Copy out the complete listing, word for word.
○ ○ ○ ○
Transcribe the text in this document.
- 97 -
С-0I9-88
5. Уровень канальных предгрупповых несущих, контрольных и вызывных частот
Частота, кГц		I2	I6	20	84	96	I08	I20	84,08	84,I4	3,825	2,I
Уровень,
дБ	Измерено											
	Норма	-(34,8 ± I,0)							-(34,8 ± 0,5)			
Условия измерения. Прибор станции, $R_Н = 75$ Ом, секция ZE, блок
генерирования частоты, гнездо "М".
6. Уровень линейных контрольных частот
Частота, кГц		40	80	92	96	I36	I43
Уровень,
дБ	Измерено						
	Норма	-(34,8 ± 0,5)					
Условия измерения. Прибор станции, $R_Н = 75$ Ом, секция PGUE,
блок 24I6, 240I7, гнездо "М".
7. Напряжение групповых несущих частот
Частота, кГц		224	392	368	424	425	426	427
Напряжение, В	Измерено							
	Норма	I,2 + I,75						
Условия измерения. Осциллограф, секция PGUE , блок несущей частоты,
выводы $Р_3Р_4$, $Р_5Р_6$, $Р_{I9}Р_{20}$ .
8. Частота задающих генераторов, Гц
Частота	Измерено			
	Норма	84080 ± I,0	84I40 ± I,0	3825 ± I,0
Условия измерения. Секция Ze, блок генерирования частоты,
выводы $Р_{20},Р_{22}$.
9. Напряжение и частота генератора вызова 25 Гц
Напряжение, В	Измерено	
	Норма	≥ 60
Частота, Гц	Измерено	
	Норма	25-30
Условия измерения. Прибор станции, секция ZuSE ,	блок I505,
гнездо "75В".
○ ○ ○ ○
Problem solution ▸
Transcribe the text in this document.
- 97 -
С-0I9-88
5. Уровень канальных предгрупповых несущих, контрольных и вызывных частот
Частота, кГц		I2	I6	20	84	96	I08	I20	84,08	84,I4	3,825	2,I
Уровень,
дБ	Измерено											
	Норма	-(34,8 ± I,0)							-(34,8 ± 0,5)			
Условия измерения. Прибор станции, $R_Н = 75$ Ом, секция ZE, блок
генерирования частоты, гнездо "М".
6. Уровень линейных контрольных частот
Частота, кГц		40	80	92	96	I36	I43
Уровень,
дБ	Измерено						
	Норма	-(34,8 ± 0,5)					
Условия измерения. Прибор станции, $R_Н = 75$ Ом, секция PGUE,
блок 24I6, 240I7, гнездо "М".
7. Напряжение групповых несущих частот
Частота, кГц		224	392	368	424	425	426	427
Напряжение, В	Измерено							
	Норма	I,2 + I,75						
Условия измерения. Осциллограф, секция PGUE , блок несущей частоты,
выводы $Р_3Р_4$, $Р_5Р_6$, $Р_{I9}Р_{20}$ .
8. Частота задающих генераторов, Гц
Частота	Измерено			
	Норма	84080 ± I,0	84I40 ± I,0	3825 ± I,0
Условия измерения. Секция Ze, блок генерирования частоты,
выводы $Р_{20},Р_{22}$.
9. Напряжение и частота генератора вызова 25 Гц
Напряжение, В	Измерено	
	Норма	≥ 60
Частота, Гц	Измерено	
	Норма	25-30
Условия измерения. Прибор станции, секция ZuSE ,	блок I505,
гнездо "75В".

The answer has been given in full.